WHAT TO DO —
Copy every one of the records below word for word, line by line, without changing anything.

::::

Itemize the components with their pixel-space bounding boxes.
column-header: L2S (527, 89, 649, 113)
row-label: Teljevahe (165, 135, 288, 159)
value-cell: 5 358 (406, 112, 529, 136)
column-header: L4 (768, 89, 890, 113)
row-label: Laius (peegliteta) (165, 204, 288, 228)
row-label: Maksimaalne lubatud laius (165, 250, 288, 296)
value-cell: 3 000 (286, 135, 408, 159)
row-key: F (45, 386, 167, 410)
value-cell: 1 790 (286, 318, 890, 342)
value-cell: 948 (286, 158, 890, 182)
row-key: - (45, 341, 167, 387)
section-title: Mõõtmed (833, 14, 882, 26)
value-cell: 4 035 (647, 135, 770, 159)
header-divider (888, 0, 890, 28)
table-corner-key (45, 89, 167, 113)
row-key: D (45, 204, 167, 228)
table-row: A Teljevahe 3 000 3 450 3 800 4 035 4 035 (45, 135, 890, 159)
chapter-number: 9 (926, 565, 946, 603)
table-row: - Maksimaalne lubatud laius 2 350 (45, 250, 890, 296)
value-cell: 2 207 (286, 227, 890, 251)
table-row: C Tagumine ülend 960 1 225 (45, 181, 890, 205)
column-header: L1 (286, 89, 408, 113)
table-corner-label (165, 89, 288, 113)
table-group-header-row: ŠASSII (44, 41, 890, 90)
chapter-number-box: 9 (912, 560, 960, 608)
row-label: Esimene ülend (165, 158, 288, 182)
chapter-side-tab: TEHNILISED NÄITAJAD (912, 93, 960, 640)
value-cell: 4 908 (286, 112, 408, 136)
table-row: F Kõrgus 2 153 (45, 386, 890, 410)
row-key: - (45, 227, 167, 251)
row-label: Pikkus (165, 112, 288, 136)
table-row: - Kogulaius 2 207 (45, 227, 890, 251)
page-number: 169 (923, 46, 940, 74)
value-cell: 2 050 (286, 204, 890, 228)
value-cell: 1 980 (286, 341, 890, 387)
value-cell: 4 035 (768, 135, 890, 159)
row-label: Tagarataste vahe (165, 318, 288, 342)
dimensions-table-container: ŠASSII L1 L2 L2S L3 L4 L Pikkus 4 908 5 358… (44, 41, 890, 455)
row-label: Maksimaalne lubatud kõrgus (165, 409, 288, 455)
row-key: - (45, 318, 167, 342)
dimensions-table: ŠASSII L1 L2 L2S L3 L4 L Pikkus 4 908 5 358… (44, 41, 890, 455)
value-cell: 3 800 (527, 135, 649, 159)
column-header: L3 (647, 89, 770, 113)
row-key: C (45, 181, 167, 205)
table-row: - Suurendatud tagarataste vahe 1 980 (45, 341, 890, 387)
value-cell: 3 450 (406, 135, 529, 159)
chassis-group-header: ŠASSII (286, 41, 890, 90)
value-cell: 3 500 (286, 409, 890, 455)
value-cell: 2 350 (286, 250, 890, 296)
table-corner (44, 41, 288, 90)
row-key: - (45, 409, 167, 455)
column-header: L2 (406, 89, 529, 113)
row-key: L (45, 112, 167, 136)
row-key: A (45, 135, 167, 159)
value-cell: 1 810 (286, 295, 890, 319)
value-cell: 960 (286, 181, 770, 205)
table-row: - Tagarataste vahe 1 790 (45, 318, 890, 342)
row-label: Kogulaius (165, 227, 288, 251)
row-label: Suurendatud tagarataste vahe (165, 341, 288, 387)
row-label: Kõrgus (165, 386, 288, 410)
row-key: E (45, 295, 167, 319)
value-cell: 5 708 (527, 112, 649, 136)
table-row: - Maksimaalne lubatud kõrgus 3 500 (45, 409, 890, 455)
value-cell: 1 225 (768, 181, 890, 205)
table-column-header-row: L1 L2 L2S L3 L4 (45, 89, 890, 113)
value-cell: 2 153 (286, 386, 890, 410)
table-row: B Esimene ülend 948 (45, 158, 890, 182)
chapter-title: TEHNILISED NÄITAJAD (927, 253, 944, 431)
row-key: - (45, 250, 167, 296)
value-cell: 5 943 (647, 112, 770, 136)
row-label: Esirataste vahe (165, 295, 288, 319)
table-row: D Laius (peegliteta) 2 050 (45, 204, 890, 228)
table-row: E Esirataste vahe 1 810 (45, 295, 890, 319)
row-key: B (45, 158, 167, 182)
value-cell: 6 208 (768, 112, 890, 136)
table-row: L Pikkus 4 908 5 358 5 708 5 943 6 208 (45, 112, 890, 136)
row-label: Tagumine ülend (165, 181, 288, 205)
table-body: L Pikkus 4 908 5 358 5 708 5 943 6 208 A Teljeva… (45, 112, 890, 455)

::::

TASK RESULT —
Itemize the components with their pixel-space bounding boxes.
column-header: L2S (527, 89, 649, 113)
row-label: Teljevahe (165, 135, 288, 159)
value-cell: 5 358 (406, 112, 529, 136)
column-header: L4 (768, 89, 890, 113)
row-label: Laius (peegliteta) (165, 204, 288, 228)
row-label: Maksimaalne lubatud laius (165, 250, 288, 296)
value-cell: 3 000 (286, 135, 408, 159)
row-key: F (45, 386, 167, 410)
value-cell: 1 790 (286, 318, 890, 342)
value-cell: 948 (286, 158, 890, 182)
row-key: - (45, 341, 167, 387)
section-title: Mõõtmed (833, 14, 882, 26)
value-cell: 4 035 (647, 135, 770, 159)
header-divider (888, 0, 890, 28)
table-corner-key (45, 89, 167, 113)
row-key: D (45, 204, 167, 228)
table-row: A Teljevahe 3 000 3 450 3 800 4 035 4 035 (45, 135, 890, 159)
chapter-number: 9 (926, 565, 946, 603)
table-row: - Maksimaalne lubatud laius 2 350 (45, 250, 890, 296)
value-cell: 2 207 (286, 227, 890, 251)
table-row: C Tagumine ülend 960 1 225 (45, 181, 890, 205)
column-header: L1 (286, 89, 408, 113)
table-corner-label (165, 89, 288, 113)
table-group-header-row: ŠASSII (44, 41, 890, 90)
chapter-number-box: 9 (912, 560, 960, 608)
row-label: Esimene ülend (165, 158, 288, 182)
chapter-side-tab: TEHNILISED NÄITAJAD (912, 93, 960, 640)
value-cell: 4 908 (286, 112, 408, 136)
table-row: F Kõrgus 2 153 (45, 386, 890, 410)
row-key: - (45, 227, 167, 251)
row-label: Pikkus (165, 112, 288, 136)
table-row: - Kogulaius 2 207 (45, 227, 890, 251)
page-number: 169 (923, 46, 940, 74)
value-cell: 2 050 (286, 204, 890, 228)
value-cell: 1 980 (286, 341, 890, 387)
value-cell: 4 035 (768, 135, 890, 159)
row-label: Tagarataste vahe (165, 318, 288, 342)
dimensions-table-container: ŠASSII L1 L2 L2S L3 L4 L Pikkus 4 908 5 358… (44, 41, 890, 455)
row-label: Maksimaalne lubatud kõrgus (165, 409, 288, 455)
row-key: - (45, 318, 167, 342)
dimensions-table: ŠASSII L1 L2 L2S L3 L4 L Pikkus 4 908 5 358… (44, 41, 890, 455)
value-cell: 3 800 (527, 135, 649, 159)
column-header: L3 (647, 89, 770, 113)
row-key: C (45, 181, 167, 205)
table-row: - Suurendatud tagarataste vahe 1 980 (45, 341, 890, 387)
value-cell: 3 450 (406, 135, 529, 159)
chassis-group-header: ŠASSII (286, 41, 890, 90)
value-cell: 3 500 (286, 409, 890, 455)
value-cell: 2 350 (286, 250, 890, 296)
table-corner (44, 41, 288, 90)
row-key: - (45, 409, 167, 455)
column-header: L2 (406, 89, 529, 113)
row-key: L (45, 112, 167, 136)
row-key: A (45, 135, 167, 159)
value-cell: 1 810 (286, 295, 890, 319)
value-cell: 960 (286, 181, 770, 205)
table-row: - Tagarataste vahe 1 790 (45, 318, 890, 342)
row-label: Kogulaius (165, 227, 288, 251)
row-label: Suurendatud tagarataste vahe (165, 341, 288, 387)
row-label: Kõrgus (165, 386, 288, 410)
row-key: E (45, 295, 167, 319)
value-cell: 5 708 (527, 112, 649, 136)
table-row: - Maksimaalne lubatud kõrgus 3 500 (45, 409, 890, 455)
value-cell: 1 225 (768, 181, 890, 205)
table-column-header-row: L1 L2 L2S L3 L4 (45, 89, 890, 113)
value-cell: 2 153 (286, 386, 890, 410)
table-row: B Esimene ülend 948 (45, 158, 890, 182)
chapter-title: TEHNILISED NÄITAJAD (927, 253, 944, 431)
row-key: - (45, 250, 167, 296)
value-cell: 5 943 (647, 112, 770, 136)
row-label: Esirataste vahe (165, 295, 288, 319)
table-row: D Laius (peegliteta) 2 050 (45, 204, 890, 228)
table-row: E Esirataste vahe 1 810 (45, 295, 890, 319)
row-key: B (45, 158, 167, 182)
value-cell: 6 208 (768, 112, 890, 136)
table-row: L Pikkus 4 908 5 358 5 708 5 943 6 208 (45, 112, 890, 136)
row-label: Tagumine ülend (165, 181, 288, 205)
table-body: L Pikkus 4 908 5 358 5 708 5 943 6 208 A Teljeva… (45, 112, 890, 455)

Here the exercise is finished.